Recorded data
------------------------

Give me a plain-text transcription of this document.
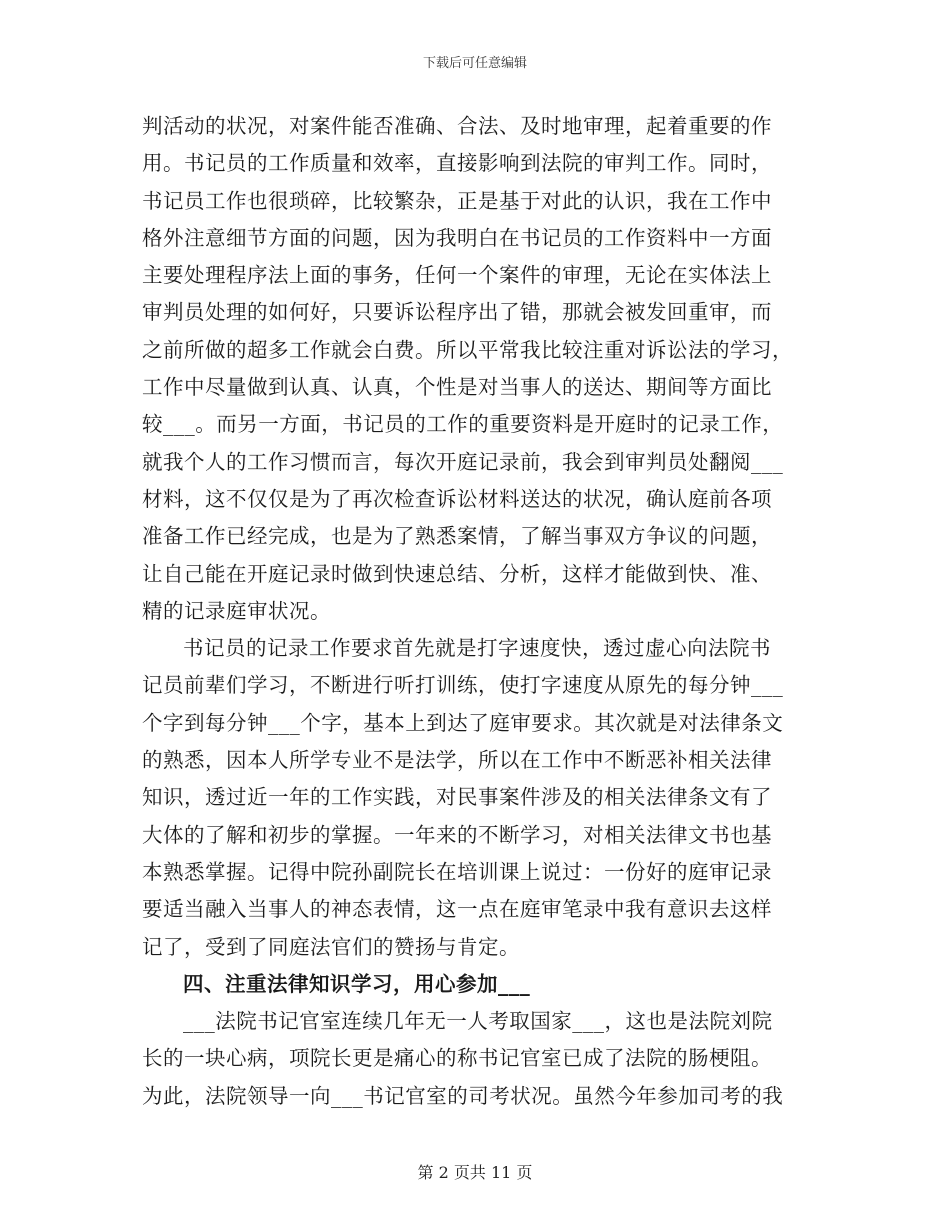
下载后可任意编辑
判活动的状况，对案件能否准确、合法、及时地审理，起着重要的作
用。书记员的工作质量和效率，直接影响到法院的审判工作。同时，
书记员工作也很琐碎，比较繁杂，正是基于对此的认识，我在工作中
格外注意细节方面的问题，因为我明白在书记员的工作资料中一方面
主要处理程序法上面的事务，任何一个案件的审理，无论在实体法上
审判员处理的如何好，只要诉讼程序出了错，那就会被发回重审，而
之前所做的超多工作就会白费。所以平常我比较注重对诉讼法的学习，
工作中尽量做到认真、认真，个性是对当事人的送达、期间等方面比
较___。而另一方面，书记员的工作的重要资料是开庭时的记录工作，
就我个人的工作习惯而言，每次开庭记录前，我会到审判员处翻阅___
材料，这不仅仅是为了再次检查诉讼材料送达的状况，确认庭前各项
准备工作已经完成，也是为了熟悉案情，了解当事双方争议的问题，
让自己能在开庭记录时做到快速总结、分析，这样才能做到快、准、
精的记录庭审状况。
书记员的记录工作要求首先就是打字速度快，透过虚心向法院书
记员前辈们学习，不断进行听打训练，使打字速度从原先的每分钟___
个字到每分钟___个字，基本上到达了庭审要求。其次就是对法律条文
的熟悉，因本人所学专业不是法学，所以在工作中不断恶补相关法律
知识，透过近一年的工作实践，对民事案件涉及的相关法律条文有了
大体的了解和初步的掌握。一年来的不断学习，对相关法律文书也基
本熟悉掌握。记得中院孙副院长在培训课上说过：一份好的庭审记录
要适当融入当事人的神态表情，这一点在庭审笔录中我有意识去这样
记了，受到了同庭法官们的赞扬与肯定。
四、注重法律知识学习，用心参加___
___法院书记官室连续几年无一人考取国家___，这也是法院刘院
长的一块心病，项院长更是痛心的称书记官室已成了法院的肠梗阻。
为此，法院领导一向___书记官室的司考状况。虽然今年参加司考的我
第 2 页共 11 页
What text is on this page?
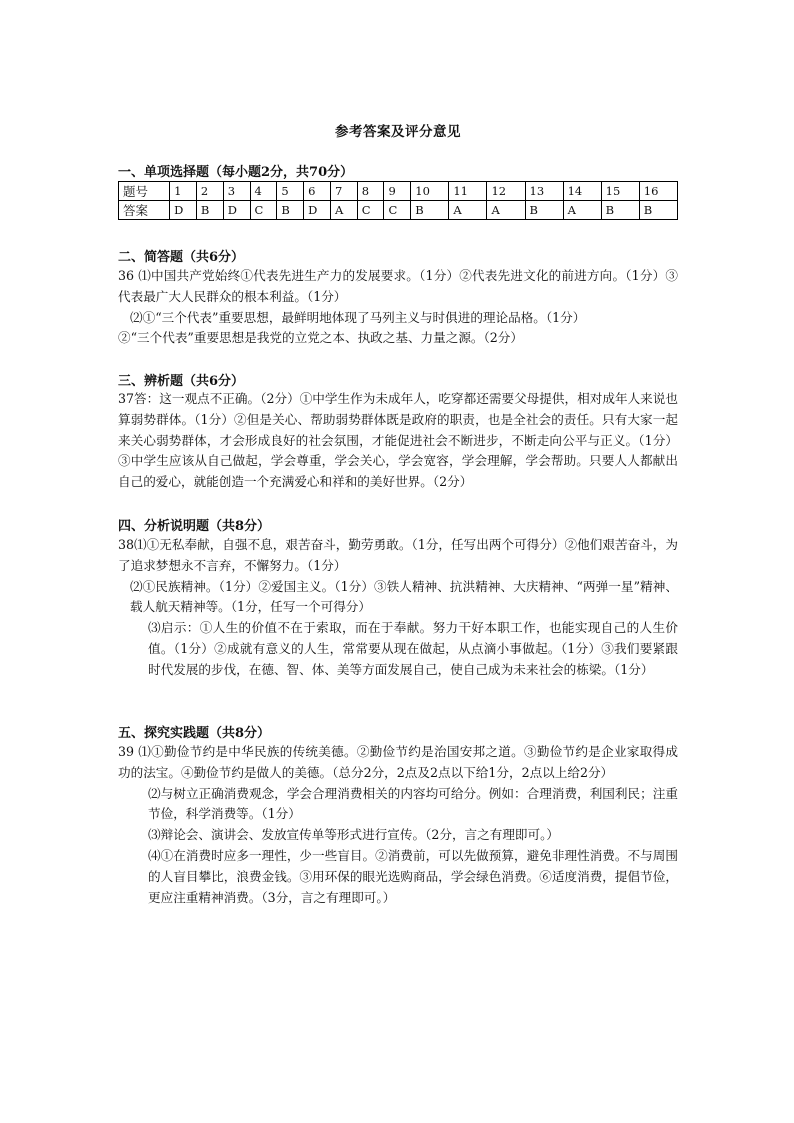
参考答案及评分意见
一、单项选择题（每小题2分，共70分）
题号	1	2	3	4	5	6	7	8	9	10	11	12	13	14	15	16
答案	D	B	D	C	B	D	A	C	C	B	A	A	B	A	B	B
二、简答题（共6分）

36 ⑴中国共产党始终①代表先进生产力的发展要求。（1分）②代表先进文化的前进方向。（1分）③代表最广大人民群众的根本利益。（1分）

⑵①“三个代表”重要思想，最鲜明地体现了马列主义与时俱进的理论品格。（1分）

②“三个代表”重要思想是我党的立党之本、执政之基、力量之源。（2分）

三、辨析题（共6分）

37答：这一观点不正确。（2分）①中学生作为未成年人，吃穿都还需要父母提供，相对成年人来说也算弱势群体。（1分）②但是关心、帮助弱势群体既是政府的职责，也是全社会的责任。只有大家一起来关心弱势群体，才会形成良好的社会氛围，才能促进社会不断进步，不断走向公平与正义。（1分）③中学生应该从自己做起，学会尊重，学会关心，学会宽容，学会理解，学会帮助。只要人人都献出自己的爱心，就能创造一个充满爱心和祥和的美好世界。（2分）

四、分析说明题（共8分）

38⑴①无私奉献，自强不息，艰苦奋斗，勤劳勇敢。（1分，任写出两个可得分）②他们艰苦奋斗，为了追求梦想永不言弃，不懈努力。（1分）

⑵①民族精神。（1分）②爱国主义。（1分）③铁人精神、抗洪精神、大庆精神、“两弹一星”精神、载人航天精神等。（1分，任写一个可得分）

⑶启示：①人生的价值不在于索取，而在于奉献。努力干好本职工作，也能实现自己的人生价值。（1分）②成就有意义的人生，常常要从现在做起，从点滴小事做起。（1分）③我们要紧跟时代发展的步伐，在德、智、体、美等方面发展自己，使自己成为未来社会的栋梁。（1分）

五、探究实践题（共8分）

39 ⑴①勤俭节约是中华民族的传统美德。②勤俭节约是治国安邦之道。③勤俭节约是企业家取得成功的法宝。④勤俭节约是做人的美德。（总分2分，2点及2点以下给1分，2点以上给2分）

⑵与树立正确消费观念，学会合理消费相关的内容均可给分。例如：合理消费，利国利民；注重节俭，科学消费等。（1分）

⑶辩论会、演讲会、发放宣传单等形式进行宣传。（2分，言之有理即可。）

⑷①在消费时应多一理性，少一些盲目。②消费前，可以先做预算，避免非理性消费。不与周围的人盲目攀比，浪费金钱。③用环保的眼光选购商品，学会绿色消费。⑥适度消费，提倡节俭，更应注重精神消费。（3分，言之有理即可。）
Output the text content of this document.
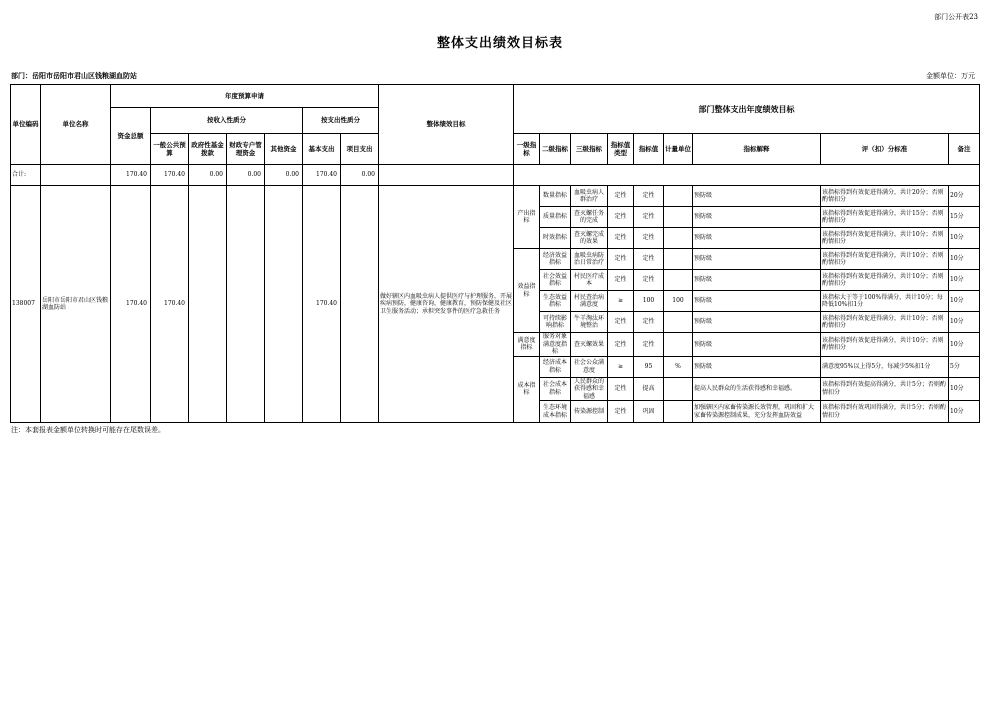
部门公开表23
整体支出绩效目标表
部门：岳阳市岳阳市君山区钱粮湖血防站	金额单位：万元
单位编码	单位名称	年度预算申请							整体绩效目标	部门整体支出年度绩效目标								
		资金总额	按收入性质分				按支出性质分											
			一般公共预算	政府性基金拨款	财政专户管理资金	其他资金	基本支出	项目支出		一级指标	二级指标	三级指标	指标值类型	指标值	计量单位	指标解释	评（扣）分标准	备注
合计:		170.40	170.40	0.00	0.00	0.00	170.40	0.00										
138007	岳阳市岳阳市君山区钱粮湖血防站	170.40	170.40				170.40		做好辖区内血吸虫病人提供医疗与护理服务，开展疾病预防，健康咨询，健康教育，预防保健及社区卫生服务活动；承担突发事件的医疗急救任务	产出指标	数量指标	血吸虫病人群治疗	定性	定性		预防级	该指标得到有效促进得满分，共计20分；否则酌情扣分	20分
											质量指标	查灭螺任务的完成	定性	定性		预防级	该指标得到有效促进得满分，共计15分；否则酌情扣分	15分
											时效指标	查灭螺完成的效果	定性	定性		预防级	该指标得到有效促进得满分，共计10分；否则酌情扣分	10分
										效益指标	经济效益指标	血吸虫病防治日常治疗	定性	定性		预防级	该指标得到有效促进得满分，共计10分；否则酌情扣分	10分
											社会效益指标	村民医疗成本	定性	定性		预防级	该指标得到有效促进得满分，共计10分；否则酌情扣分	10分
											生态效益指标	村民查治病满意度	≥	100	100	预防级	该指标大于等于100%得满分，共计10分；每降低10%扣1分	10分
											可持续影响指标	牛羊淘汰环境整治	定性	定性		预防级	该指标得到有效促进得满分，共计10分；否则酌情扣分	10分
										满意度指标	服务对象满意度指标	查灭螺效果	定性	定性		预防级	该指标得到有效促进得满分，共计10分；否则酌情扣分	10分
										成本指标	经济成本指标	社会公众满意度	≥	95	%	预防级	满意度95%以上得5分，每减少5%扣1分	5分
											社会成本指标	人民群众的获得感和幸福感	定性	提高		提高人民群众的生活获得感和幸福感。	该指标得到有效提高得满分，共计5分；否则酌情扣分	10分
											生态环境成本指标	传染源控制	定性	巩固		加强辖区内家畜传染源长效管理，巩固和扩大家畜传染源控制成果，充分发挥血防效益	该指标得到有效巩固得满分，共计5分；否则酌情扣分	10分
注：本套报表金额单位转换时可能存在尾数误差。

------------------------

Leave the pictures out and reproduce each record exactly as written.

Give me a plain-text transcription of this document.
下载后可任意编辑
判活动的状况，对案件能否准确、合法、及时地审理，起着重要的作
用。书记员的工作质量和效率，直接影响到法院的审判工作。同时，
书记员工作也很琐碎，比较繁杂，正是基于对此的认识，我在工作中
格外注意细节方面的问题，因为我明白在书记员的工作资料中一方面
主要处理程序法上面的事务，任何一个案件的审理，无论在实体法上
审判员处理的如何好，只要诉讼程序出了错，那就会被发回重审，而
之前所做的超多工作就会白费。所以平常我比较注重对诉讼法的学习，
工作中尽量做到认真、认真，个性是对当事人的送达、期间等方面比
较___。而另一方面，书记员的工作的重要资料是开庭时的记录工作，
就我个人的工作习惯而言，每次开庭记录前，我会到审判员处翻阅___
材料，这不仅仅是为了再次检查诉讼材料送达的状况，确认庭前各项
准备工作已经完成，也是为了熟悉案情，了解当事双方争议的问题，
让自己能在开庭记录时做到快速总结、分析，这样才能做到快、准、
精的记录庭审状况。
书记员的记录工作要求首先就是打字速度快，透过虚心向法院书
记员前辈们学习，不断进行听打训练，使打字速度从原先的每分钟___
个字到每分钟___个字，基本上到达了庭审要求。其次就是对法律条文
的熟悉，因本人所学专业不是法学，所以在工作中不断恶补相关法律
知识，透过近一年的工作实践，对民事案件涉及的相关法律条文有了
大体的了解和初步的掌握。一年来的不断学习，对相关法律文书也基
本熟悉掌握。记得中院孙副院长在培训课上说过：一份好的庭审记录
要适当融入当事人的神态表情，这一点在庭审笔录中我有意识去这样
记了，受到了同庭法官们的赞扬与肯定。
四、注重法律知识学习，用心参加___
___法院书记官室连续几年无一人考取国家___，这也是法院刘院
长的一块心病，项院长更是痛心的称书记官室已成了法院的肠梗阻。
为此，法院领导一向___书记官室的司考状况。虽然今年参加司考的我
第 2 页共 11 页
What text is on this page?
参考答案及评分意见
一、单项选择题（每小题2分，共70分）
题号	1	2	3	4	5	6	7	8	9	10	11	12	13	14	15	16
答案	D	B	D	C	B	D	A	C	C	B	A	A	B	A	B	B
二、简答题（共6分）

36 ⑴中国共产党始终①代表先进生产力的发展要求。（1分）②代表先进文化的前进方向。（1分）③代表最广大人民群众的根本利益。（1分）

⑵①“三个代表”重要思想，最鲜明地体现了马列主义与时俱进的理论品格。（1分）

②“三个代表”重要思想是我党的立党之本、执政之基、力量之源。（2分）

三、辨析题（共6分）

37答：这一观点不正确。（2分）①中学生作为未成年人，吃穿都还需要父母提供，相对成年人来说也算弱势群体。（1分）②但是关心、帮助弱势群体既是政府的职责，也是全社会的责任。只有大家一起来关心弱势群体，才会形成良好的社会氛围，才能促进社会不断进步，不断走向公平与正义。（1分）③中学生应该从自己做起，学会尊重，学会关心，学会宽容，学会理解，学会帮助。只要人人都献出自己的爱心，就能创造一个充满爱心和祥和的美好世界。（2分）

四、分析说明题（共8分）

38⑴①无私奉献，自强不息，艰苦奋斗，勤劳勇敢。（1分，任写出两个可得分）②他们艰苦奋斗，为了追求梦想永不言弃，不懈努力。（1分）

⑵①民族精神。（1分）②爱国主义。（1分）③铁人精神、抗洪精神、大庆精神、“两弹一星”精神、载人航天精神等。（1分，任写一个可得分）

⑶启示：①人生的价值不在于索取，而在于奉献。努力干好本职工作，也能实现自己的人生价值。（1分）②成就有意义的人生，常常要从现在做起，从点滴小事做起。（1分）③我们要紧跟时代发展的步伐，在德、智、体、美等方面发展自己，使自己成为未来社会的栋梁。（1分）

五、探究实践题（共8分）

39 ⑴①勤俭节约是中华民族的传统美德。②勤俭节约是治国安邦之道。③勤俭节约是企业家取得成功的法宝。④勤俭节约是做人的美德。（总分2分，2点及2点以下给1分，2点以上给2分）

⑵与树立正确消费观念，学会合理消费相关的内容均可给分。例如：合理消费，利国利民；注重节俭，科学消费等。（1分）

⑶辩论会、演讲会、发放宣传单等形式进行宣传。（2分，言之有理即可。）

⑷①在消费时应多一理性，少一些盲目。②消费前，可以先做预算，避免非理性消费。不与周围的人盲目攀比，浪费金钱。③用环保的眼光选购商品，学会绿色消费。⑥适度消费，提倡节俭，更应注重精神消费。（3分，言之有理即可。）
Output the text content of this document.
部门公开表23
整体支出绩效目标表
部门：岳阳市岳阳市君山区钱粮湖血防站	金额单位：万元
单位编码	单位名称	年度预算申请							整体绩效目标	部门整体支出年度绩效目标								
		资金总额	按收入性质分				按支出性质分											
			一般公共预算	政府性基金拨款	财政专户管理资金	其他资金	基本支出	项目支出		一级指标	二级指标	三级指标	指标值类型	指标值	计量单位	指标解释	评（扣）分标准	备注
合计:		170.40	170.40	0.00	0.00	0.00	170.40	0.00										
138007	岳阳市岳阳市君山区钱粮湖血防站	170.40	170.40				170.40		做好辖区内血吸虫病人提供医疗与护理服务，开展疾病预防，健康咨询，健康教育，预防保健及社区卫生服务活动；承担突发事件的医疗急救任务	产出指标	数量指标	血吸虫病人群治疗	定性	定性		预防级	该指标得到有效促进得满分，共计20分；否则酌情扣分	20分
											质量指标	查灭螺任务的完成	定性	定性		预防级	该指标得到有效促进得满分，共计15分；否则酌情扣分	15分
											时效指标	查灭螺完成的效果	定性	定性		预防级	该指标得到有效促进得满分，共计10分；否则酌情扣分	10分
										效益指标	经济效益指标	血吸虫病防治日常治疗	定性	定性		预防级	该指标得到有效促进得满分，共计10分；否则酌情扣分	10分
											社会效益指标	村民医疗成本	定性	定性		预防级	该指标得到有效促进得满分，共计10分；否则酌情扣分	10分
											生态效益指标	村民查治病满意度	≥	100	100	预防级	该指标大于等于100%得满分，共计10分；每降低10%扣1分	10分
											可持续影响指标	牛羊淘汰环境整治	定性	定性		预防级	该指标得到有效促进得满分，共计10分；否则酌情扣分	10分
										满意度指标	服务对象满意度指标	查灭螺效果	定性	定性		预防级	该指标得到有效促进得满分，共计10分；否则酌情扣分	10分
										成本指标	经济成本指标	社会公众满意度	≥	95	%	预防级	满意度95%以上得5分，每减少5%扣1分	5分
											社会成本指标	人民群众的获得感和幸福感	定性	提高		提高人民群众的生活获得感和幸福感。	该指标得到有效提高得满分，共计5分；否则酌情扣分	10分
											生态环境成本指标	传染源控制	定性	巩固		加强辖区内家畜传染源长效管理，巩固和扩大家畜传染源控制成果，充分发挥血防效益	该指标得到有效巩固得满分，共计5分；否则酌情扣分	10分
注：本套报表金额单位转换时可能存在尾数误差。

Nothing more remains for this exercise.